Set problem:
In the records below, pick out all lines containing the word "único".

Material for the task:
++++++

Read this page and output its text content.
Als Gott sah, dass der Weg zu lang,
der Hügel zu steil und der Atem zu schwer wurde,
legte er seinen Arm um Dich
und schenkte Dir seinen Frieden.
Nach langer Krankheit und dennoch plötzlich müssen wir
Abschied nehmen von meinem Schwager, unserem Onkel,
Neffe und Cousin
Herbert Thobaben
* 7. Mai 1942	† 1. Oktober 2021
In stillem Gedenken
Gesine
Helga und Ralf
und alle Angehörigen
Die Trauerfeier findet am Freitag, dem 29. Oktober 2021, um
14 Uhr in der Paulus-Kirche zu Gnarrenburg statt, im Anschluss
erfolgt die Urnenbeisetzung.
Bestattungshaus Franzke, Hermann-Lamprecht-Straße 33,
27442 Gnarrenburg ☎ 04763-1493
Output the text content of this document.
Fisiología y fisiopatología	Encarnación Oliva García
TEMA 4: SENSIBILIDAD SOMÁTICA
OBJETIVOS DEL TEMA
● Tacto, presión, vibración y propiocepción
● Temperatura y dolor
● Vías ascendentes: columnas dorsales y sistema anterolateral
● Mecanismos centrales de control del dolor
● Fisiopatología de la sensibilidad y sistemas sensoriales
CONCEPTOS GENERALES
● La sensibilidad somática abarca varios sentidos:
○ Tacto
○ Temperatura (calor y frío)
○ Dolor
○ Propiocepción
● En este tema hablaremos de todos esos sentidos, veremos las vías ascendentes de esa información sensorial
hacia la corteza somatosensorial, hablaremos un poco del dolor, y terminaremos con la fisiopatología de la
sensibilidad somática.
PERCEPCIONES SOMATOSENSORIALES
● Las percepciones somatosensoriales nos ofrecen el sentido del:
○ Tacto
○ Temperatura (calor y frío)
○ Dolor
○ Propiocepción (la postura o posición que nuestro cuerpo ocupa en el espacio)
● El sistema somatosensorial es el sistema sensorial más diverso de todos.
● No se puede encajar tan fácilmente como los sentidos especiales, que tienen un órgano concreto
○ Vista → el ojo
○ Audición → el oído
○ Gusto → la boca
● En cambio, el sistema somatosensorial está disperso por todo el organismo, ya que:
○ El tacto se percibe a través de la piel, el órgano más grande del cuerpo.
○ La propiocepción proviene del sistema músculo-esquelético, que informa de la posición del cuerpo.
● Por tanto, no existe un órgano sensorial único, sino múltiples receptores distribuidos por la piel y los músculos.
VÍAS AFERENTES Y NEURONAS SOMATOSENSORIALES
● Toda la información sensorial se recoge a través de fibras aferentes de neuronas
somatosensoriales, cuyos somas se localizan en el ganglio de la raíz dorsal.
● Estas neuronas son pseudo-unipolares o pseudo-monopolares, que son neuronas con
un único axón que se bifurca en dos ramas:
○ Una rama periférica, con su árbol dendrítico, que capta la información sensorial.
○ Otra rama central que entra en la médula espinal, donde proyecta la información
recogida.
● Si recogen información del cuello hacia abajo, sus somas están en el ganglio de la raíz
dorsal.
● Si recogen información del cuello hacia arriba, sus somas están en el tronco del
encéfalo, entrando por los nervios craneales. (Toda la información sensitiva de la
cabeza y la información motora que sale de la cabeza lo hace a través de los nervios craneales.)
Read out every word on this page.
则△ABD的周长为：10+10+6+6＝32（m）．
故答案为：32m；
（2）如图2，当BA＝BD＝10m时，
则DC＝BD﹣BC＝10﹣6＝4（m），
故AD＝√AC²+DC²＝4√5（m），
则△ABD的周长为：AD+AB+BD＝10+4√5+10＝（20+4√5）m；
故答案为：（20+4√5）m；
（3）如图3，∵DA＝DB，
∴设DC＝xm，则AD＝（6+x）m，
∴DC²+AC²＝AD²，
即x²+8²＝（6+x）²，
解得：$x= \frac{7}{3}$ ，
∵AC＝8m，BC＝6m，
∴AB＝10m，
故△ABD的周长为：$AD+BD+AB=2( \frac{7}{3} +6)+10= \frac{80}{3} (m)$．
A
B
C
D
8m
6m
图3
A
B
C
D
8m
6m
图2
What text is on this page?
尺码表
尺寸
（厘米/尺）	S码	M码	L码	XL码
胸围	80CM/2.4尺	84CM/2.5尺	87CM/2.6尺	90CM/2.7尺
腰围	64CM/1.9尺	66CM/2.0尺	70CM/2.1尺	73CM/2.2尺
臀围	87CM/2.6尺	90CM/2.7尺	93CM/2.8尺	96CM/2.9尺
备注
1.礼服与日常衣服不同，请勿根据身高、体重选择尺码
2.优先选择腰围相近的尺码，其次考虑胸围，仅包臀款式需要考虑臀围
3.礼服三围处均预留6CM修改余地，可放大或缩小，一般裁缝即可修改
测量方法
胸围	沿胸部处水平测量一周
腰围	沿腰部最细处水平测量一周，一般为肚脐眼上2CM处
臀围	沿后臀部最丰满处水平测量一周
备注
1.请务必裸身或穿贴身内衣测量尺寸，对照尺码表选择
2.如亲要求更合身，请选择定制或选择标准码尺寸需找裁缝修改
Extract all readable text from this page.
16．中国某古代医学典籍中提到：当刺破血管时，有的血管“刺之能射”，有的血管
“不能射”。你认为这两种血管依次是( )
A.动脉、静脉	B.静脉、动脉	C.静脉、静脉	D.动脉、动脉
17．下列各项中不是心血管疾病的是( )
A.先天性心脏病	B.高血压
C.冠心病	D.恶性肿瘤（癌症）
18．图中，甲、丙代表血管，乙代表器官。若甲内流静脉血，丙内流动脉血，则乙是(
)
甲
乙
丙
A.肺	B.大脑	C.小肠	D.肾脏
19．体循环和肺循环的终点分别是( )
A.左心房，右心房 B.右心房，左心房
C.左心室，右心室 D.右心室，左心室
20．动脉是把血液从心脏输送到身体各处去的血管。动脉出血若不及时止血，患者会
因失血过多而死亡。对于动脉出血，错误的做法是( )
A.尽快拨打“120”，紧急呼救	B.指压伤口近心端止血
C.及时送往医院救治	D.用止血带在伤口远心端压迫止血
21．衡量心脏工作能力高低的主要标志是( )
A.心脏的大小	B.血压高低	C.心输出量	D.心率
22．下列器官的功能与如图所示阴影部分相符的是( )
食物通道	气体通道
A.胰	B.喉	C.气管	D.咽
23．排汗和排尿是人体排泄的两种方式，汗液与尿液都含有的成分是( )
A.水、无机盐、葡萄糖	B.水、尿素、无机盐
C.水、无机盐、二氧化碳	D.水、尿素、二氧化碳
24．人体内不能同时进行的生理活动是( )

++++++

The result:
● Por tanto, no existe un órgano sensorial único, sino múltiples receptores distribuidos por la piel y los músculos.
un único axón que se bifurca en dos ramas:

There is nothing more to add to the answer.